* Start *
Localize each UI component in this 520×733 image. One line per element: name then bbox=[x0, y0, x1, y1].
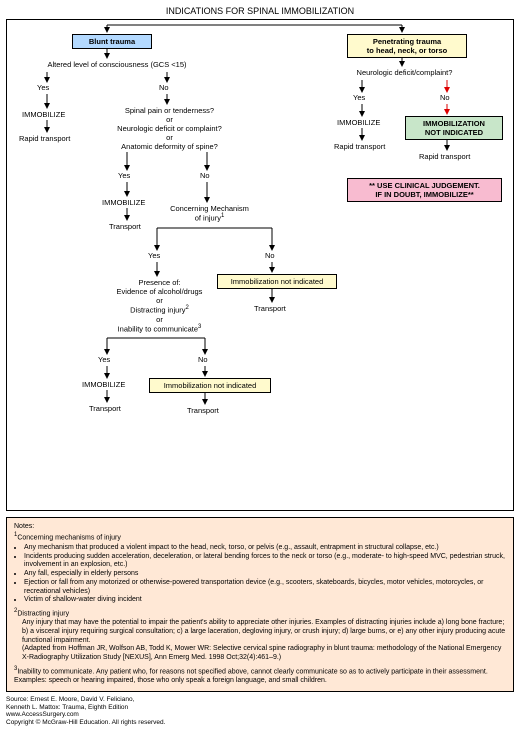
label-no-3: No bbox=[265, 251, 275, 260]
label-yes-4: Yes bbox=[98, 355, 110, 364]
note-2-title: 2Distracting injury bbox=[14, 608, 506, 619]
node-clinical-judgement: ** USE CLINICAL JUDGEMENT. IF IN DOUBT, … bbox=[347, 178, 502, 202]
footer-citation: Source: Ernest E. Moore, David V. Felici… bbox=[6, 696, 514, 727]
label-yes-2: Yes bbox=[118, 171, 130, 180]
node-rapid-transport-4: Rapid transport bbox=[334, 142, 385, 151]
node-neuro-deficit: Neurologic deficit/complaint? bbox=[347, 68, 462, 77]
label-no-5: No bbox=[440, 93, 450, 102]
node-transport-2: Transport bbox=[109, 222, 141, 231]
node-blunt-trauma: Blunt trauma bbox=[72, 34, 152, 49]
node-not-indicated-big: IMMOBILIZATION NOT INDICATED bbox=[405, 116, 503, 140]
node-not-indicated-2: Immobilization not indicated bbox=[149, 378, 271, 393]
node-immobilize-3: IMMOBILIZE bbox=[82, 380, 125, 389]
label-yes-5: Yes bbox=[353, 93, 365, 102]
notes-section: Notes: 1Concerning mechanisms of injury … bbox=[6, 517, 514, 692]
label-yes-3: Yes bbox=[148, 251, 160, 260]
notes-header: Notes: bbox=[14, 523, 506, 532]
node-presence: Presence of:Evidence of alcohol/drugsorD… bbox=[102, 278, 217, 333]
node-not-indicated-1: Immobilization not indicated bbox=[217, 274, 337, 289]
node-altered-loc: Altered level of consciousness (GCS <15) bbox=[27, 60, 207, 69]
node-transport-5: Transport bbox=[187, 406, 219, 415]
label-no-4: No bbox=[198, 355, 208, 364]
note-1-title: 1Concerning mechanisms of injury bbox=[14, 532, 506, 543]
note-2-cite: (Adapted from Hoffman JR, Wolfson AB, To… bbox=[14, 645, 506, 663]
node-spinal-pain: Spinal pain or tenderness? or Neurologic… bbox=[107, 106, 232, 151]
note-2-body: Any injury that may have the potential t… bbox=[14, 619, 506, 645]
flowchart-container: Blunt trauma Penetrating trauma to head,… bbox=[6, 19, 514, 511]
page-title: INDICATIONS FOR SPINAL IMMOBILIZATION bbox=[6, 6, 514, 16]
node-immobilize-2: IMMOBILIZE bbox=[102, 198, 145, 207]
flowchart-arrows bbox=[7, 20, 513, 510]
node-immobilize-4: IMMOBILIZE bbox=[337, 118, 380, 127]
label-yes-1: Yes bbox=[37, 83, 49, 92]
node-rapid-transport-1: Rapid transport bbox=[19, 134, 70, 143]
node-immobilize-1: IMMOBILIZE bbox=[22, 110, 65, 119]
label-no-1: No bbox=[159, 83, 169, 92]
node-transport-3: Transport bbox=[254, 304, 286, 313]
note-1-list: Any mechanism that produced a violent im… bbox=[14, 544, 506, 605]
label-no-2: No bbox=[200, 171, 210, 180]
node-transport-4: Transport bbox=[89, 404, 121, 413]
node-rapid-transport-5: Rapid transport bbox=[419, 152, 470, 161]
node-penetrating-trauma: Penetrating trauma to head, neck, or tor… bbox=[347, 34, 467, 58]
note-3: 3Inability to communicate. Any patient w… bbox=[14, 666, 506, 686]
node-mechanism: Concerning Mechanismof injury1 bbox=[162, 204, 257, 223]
* End *
* Start *
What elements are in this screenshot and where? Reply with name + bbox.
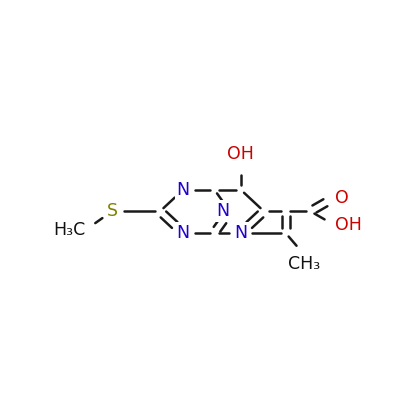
* End *
Repeat the records above, starting at the line that contains "Localize each UI" and stopping after the line that contains "label-yes-3: Yes bbox=[148, 251, 160, 260]". Leave out the pictures.

* Solved problem
Localize each UI component in this 520×733 image. One line per element: name then bbox=[x0, y0, x1, y1].
label-no-3: No bbox=[265, 251, 275, 260]
label-yes-4: Yes bbox=[98, 355, 110, 364]
note-2-title: 2Distracting injury bbox=[14, 608, 506, 619]
node-clinical-judgement: ** USE CLINICAL JUDGEMENT. IF IN DOUBT, … bbox=[347, 178, 502, 202]
footer-citation: Source: Ernest E. Moore, David V. Felici… bbox=[6, 696, 514, 727]
label-yes-2: Yes bbox=[118, 171, 130, 180]
node-rapid-transport-4: Rapid transport bbox=[334, 142, 385, 151]
node-neuro-deficit: Neurologic deficit/complaint? bbox=[347, 68, 462, 77]
label-no-5: No bbox=[440, 93, 450, 102]
node-transport-2: Transport bbox=[109, 222, 141, 231]
node-blunt-trauma: Blunt trauma bbox=[72, 34, 152, 49]
node-not-indicated-big: IMMOBILIZATION NOT INDICATED bbox=[405, 116, 503, 140]
node-not-indicated-2: Immobilization not indicated bbox=[149, 378, 271, 393]
node-immobilize-3: IMMOBILIZE bbox=[82, 380, 125, 389]
label-yes-5: Yes bbox=[353, 93, 365, 102]
notes-section: Notes: 1Concerning mechanisms of injury … bbox=[6, 517, 514, 692]
label-yes-3: Yes bbox=[148, 251, 160, 260]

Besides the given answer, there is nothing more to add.